*Written problem:* Each line that holds the word "Type" is to be identified and copied.

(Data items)
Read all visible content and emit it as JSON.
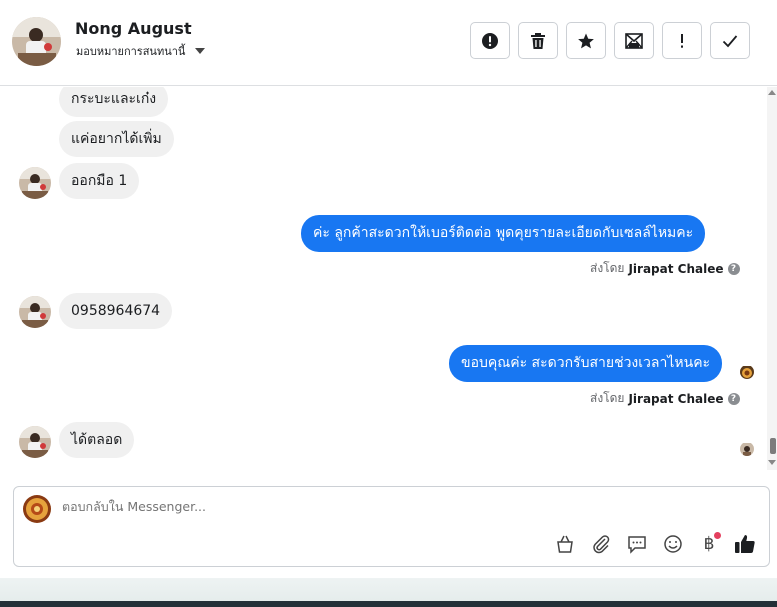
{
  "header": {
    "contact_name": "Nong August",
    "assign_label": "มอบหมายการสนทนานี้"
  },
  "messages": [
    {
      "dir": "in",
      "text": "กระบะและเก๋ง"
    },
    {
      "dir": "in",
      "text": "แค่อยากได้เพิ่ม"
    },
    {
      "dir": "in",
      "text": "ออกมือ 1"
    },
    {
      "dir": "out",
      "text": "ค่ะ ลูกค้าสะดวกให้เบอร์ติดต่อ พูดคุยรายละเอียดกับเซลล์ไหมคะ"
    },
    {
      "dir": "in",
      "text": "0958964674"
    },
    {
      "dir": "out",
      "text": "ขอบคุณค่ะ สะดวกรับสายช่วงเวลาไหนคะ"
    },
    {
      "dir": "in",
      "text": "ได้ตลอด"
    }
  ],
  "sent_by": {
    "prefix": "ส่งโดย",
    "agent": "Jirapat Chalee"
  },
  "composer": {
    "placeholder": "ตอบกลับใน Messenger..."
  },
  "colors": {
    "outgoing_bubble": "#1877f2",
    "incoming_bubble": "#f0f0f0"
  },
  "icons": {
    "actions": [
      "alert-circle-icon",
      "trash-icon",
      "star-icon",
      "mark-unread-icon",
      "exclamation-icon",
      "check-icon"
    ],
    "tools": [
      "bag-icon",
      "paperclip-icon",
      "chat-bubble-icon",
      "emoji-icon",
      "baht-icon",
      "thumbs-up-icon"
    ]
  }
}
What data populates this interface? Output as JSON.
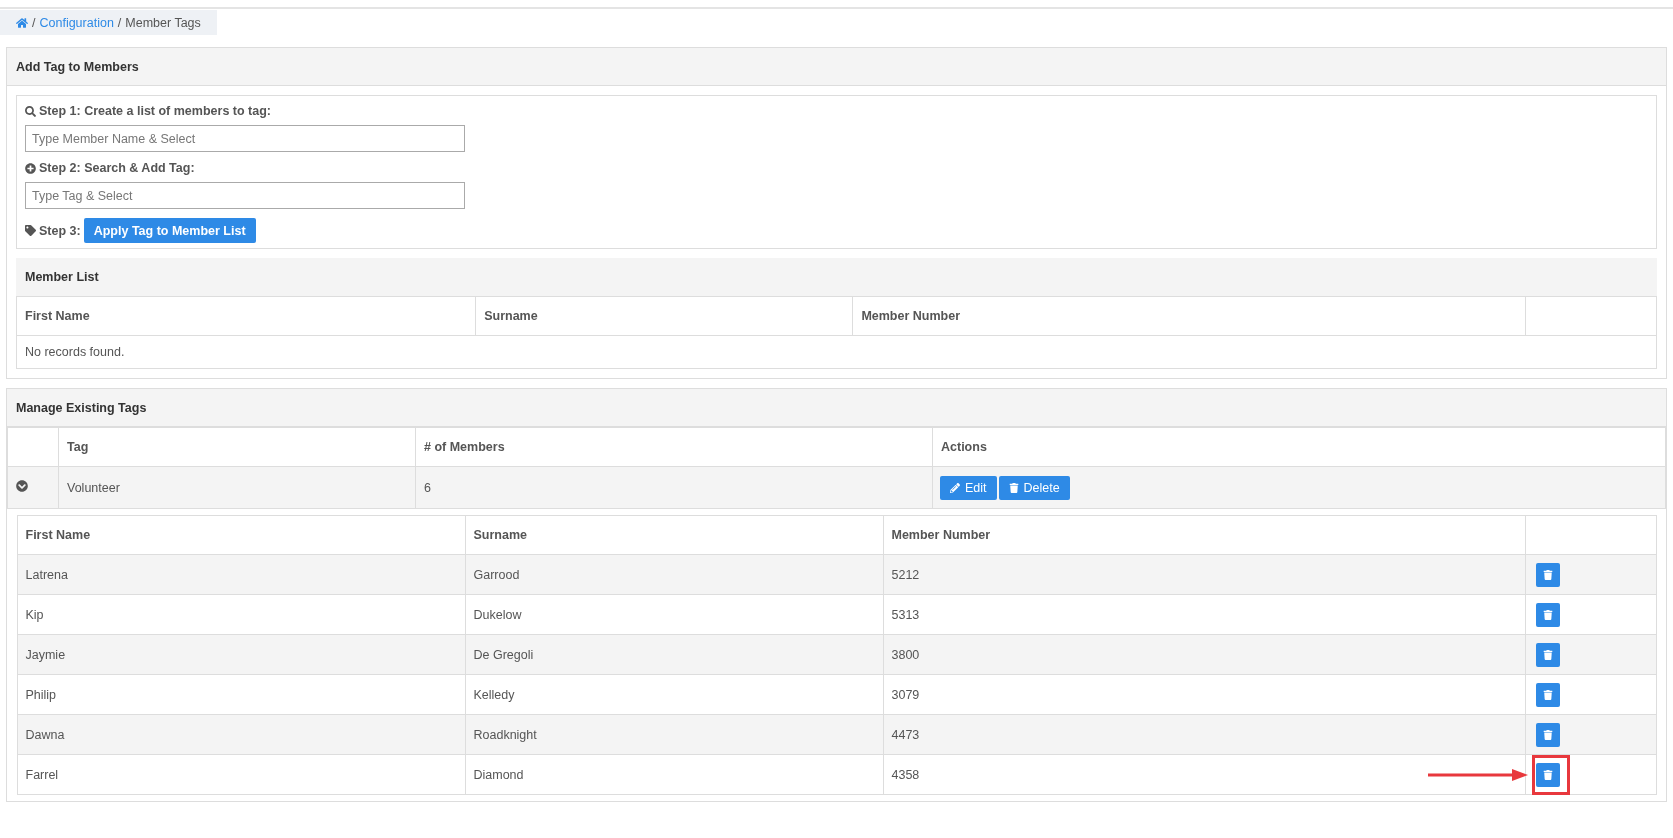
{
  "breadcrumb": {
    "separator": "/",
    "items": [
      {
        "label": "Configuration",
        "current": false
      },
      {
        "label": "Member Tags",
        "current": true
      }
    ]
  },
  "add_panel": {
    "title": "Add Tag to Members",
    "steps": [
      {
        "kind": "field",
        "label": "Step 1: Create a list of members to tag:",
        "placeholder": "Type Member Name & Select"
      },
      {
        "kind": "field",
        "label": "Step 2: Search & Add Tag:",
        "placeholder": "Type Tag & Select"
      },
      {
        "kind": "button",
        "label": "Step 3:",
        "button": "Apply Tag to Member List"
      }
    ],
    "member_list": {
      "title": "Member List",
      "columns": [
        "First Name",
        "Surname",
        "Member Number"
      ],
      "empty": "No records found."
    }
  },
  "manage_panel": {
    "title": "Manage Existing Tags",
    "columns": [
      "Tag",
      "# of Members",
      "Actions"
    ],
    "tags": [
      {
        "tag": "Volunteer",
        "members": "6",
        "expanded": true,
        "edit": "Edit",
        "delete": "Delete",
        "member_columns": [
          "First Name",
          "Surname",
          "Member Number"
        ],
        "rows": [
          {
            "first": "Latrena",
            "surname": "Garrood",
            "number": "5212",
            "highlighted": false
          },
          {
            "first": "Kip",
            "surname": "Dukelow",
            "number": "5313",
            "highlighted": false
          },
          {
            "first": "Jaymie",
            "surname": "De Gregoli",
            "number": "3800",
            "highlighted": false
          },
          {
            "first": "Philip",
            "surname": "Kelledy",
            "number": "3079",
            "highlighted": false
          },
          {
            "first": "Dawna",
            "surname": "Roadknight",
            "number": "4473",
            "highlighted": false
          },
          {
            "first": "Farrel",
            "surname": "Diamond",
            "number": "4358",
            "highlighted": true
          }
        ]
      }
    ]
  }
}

*Solution:*
        "placeholder": "Type Member Name & Select"
        "placeholder": "Type Tag & Select"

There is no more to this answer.